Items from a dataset
---
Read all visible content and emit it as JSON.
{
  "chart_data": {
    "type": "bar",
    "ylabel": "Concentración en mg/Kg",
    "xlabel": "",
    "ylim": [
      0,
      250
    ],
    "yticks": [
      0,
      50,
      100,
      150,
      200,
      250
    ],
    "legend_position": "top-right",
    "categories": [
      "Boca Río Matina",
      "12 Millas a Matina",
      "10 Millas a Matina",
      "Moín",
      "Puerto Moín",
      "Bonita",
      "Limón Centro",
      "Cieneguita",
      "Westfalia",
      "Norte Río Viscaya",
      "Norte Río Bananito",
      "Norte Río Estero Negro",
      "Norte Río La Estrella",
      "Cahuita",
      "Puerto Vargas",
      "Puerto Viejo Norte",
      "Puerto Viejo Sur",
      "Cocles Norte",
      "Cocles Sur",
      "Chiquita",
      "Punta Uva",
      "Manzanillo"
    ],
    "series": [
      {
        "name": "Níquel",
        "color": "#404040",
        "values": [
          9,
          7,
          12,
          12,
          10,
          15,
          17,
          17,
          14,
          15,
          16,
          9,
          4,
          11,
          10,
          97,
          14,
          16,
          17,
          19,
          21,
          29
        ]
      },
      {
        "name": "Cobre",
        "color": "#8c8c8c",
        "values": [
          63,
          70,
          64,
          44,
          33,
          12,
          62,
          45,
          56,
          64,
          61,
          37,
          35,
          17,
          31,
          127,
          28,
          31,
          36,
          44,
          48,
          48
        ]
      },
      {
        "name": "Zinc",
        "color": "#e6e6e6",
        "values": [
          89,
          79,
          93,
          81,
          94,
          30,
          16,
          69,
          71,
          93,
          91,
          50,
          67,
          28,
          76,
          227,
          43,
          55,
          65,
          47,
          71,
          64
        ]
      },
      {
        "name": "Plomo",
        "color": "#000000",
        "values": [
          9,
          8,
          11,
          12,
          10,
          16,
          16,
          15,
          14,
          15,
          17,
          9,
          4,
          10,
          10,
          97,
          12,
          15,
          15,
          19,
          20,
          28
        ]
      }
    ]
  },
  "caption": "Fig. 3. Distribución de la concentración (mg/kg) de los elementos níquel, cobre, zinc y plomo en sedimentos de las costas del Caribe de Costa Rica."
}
---
_Problem to solve_: Extract every line that has the string "color" in it.

_Solution to this exercise_:
        "color": "#404040",
        "color": "#8c8c8c",
        "color": "#e6e6e6",
        "color": "#000000",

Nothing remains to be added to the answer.